Your goal: Copy each record exactly as it reads, leaving out any pictures it holds.

Data extract:
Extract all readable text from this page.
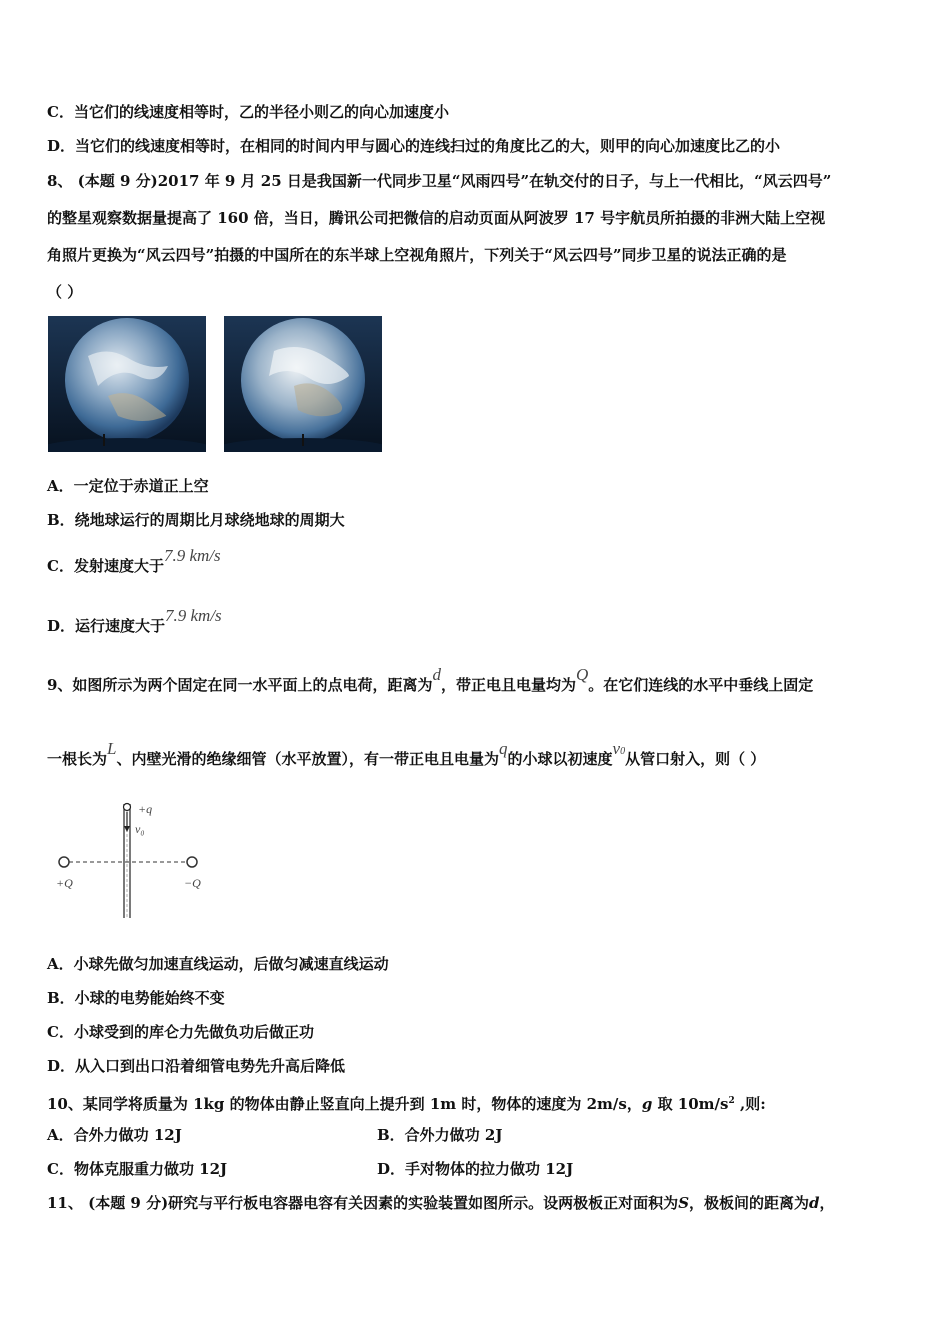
C．当它们的线速度相等时，乙的半径小则乙的向心加速度小
D．当它们的线速度相等时，在相同的时间内甲与圆心的连线扫过的角度比乙的大，则甲的向心加速度比乙的小
8、 (本题 9 分)2017 年 9 月 25 日是我国新一代同步卫星“风雨四号”在轨交付的日子，与上一代相比，“风云四号”
的整星观察数据量提高了 160 倍，当日，腾讯公司把微信的启动页面从阿波罗 17 号宇航员所拍摄的非洲大陆上空视
角照片更换为“风云四号”拍摄的中国所在的东半球上空视角照片，下列关于“风云四号”同步卫星的说法正确的是
（ ）
A．一定位于赤道正上空
B．绕地球运行的周期比月球绕地球的周期大
C．发射速度大于7.9 km/s
D．运行速度大于7.9 km/s
9、如图所示为两个固定在同一水平面上的点电荷，距离为d，带正电且电量均为Q。在它们连线的水平中垂线上固定
一根长为L、内壁光滑的绝缘细管（水平放置），有一带正电且电量为q的小球以初速度v0从管口射入，则（ ）
+q
v₀
+Q	−Q
A．小球先做匀加速直线运动，后做匀减速直线运动
B．小球的电势能始终不变
C．小球受到的库仑力先做负功后做正功
D．从入口到出口沿着细管电势先升高后降低
10、某同学将质量为 1kg 的物体由静止竖直向上提升到 1m 时，物体的速度为 2m/s，g 取 $10m/s^2$ ,则:
A．合外力做功 12J	B．合外力做功 2J
C．物体克服重力做功 12J	D．手对物体的拉力做功 12J
11、 (本题 9 分)研究与平行板电容器电容有关因素的实验装置如图所示。设两极板正对面积为S，极板间的距离为d，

Solution:
Extract all readable text from this page.
C．当它们的线速度相等时，乙的半径小则乙的向心加速度小
D．当它们的线速度相等时，在相同的时间内甲与圆心的连线扫过的角度比乙的大，则甲的向心加速度比乙的小
8、 (本题 9 分)2017 年 9 月 25 日是我国新一代同步卫星“风雨四号”在轨交付的日子，与上一代相比，“风云四号”
的整星观察数据量提高了 160 倍，当日，腾讯公司把微信的启动页面从阿波罗 17 号宇航员所拍摄的非洲大陆上空视
角照片更换为“风云四号”拍摄的中国所在的东半球上空视角照片，下列关于“风云四号”同步卫星的说法正确的是
（ ）
A．一定位于赤道正上空
B．绕地球运行的周期比月球绕地球的周期大
C．发射速度大于7.9 km/s
D．运行速度大于7.9 km/s
9、如图所示为两个固定在同一水平面上的点电荷，距离为d，带正电且电量均为Q。在它们连线的水平中垂线上固定
一根长为L、内壁光滑的绝缘细管（水平放置），有一带正电且电量为q的小球以初速度v0从管口射入，则（ ）
+q
v₀
+Q	−Q
A．小球先做匀加速直线运动，后做匀减速直线运动
B．小球的电势能始终不变
C．小球受到的库仑力先做负功后做正功
D．从入口到出口沿着细管电势先升高后降低
10、某同学将质量为 1kg 的物体由静止竖直向上提升到 1m 时，物体的速度为 2m/s，g 取 $10m/s^2$ ,则:
A．合外力做功 12J	B．合外力做功 2J
C．物体克服重力做功 12J	D．手对物体的拉力做功 12J
11、 (本题 9 分)研究与平行板电容器电容有关因素的实验装置如图所示。设两极板正对面积为S，极板间的距离为d，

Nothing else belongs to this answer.